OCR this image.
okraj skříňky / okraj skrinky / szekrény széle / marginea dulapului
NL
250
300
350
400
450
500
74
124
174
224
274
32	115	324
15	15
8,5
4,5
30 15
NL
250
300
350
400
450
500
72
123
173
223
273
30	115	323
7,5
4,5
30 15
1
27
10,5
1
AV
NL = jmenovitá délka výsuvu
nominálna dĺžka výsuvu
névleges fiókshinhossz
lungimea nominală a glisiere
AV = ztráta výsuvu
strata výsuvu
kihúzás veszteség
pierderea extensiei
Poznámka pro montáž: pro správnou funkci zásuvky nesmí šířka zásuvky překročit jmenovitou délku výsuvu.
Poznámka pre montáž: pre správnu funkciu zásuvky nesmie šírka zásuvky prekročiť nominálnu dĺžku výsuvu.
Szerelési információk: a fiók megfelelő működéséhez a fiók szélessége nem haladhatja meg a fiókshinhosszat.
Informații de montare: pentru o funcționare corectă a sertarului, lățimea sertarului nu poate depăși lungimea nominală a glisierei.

• • • • •

- [TASK DETAILS] Copy each line containing the word "Poznámka" from the data.

- [OUTPUT OF THE EXERCISE]
Poznámka pro montáž: pro správnou funkci zásuvky nesmí šířka zásuvky překročit jmenovitou délku výsuvu.
Poznámka pre montáž: pre správnu funkciu zásuvky nesmie šírka zásuvky prekročiť nominálnu dĺžku výsuvu.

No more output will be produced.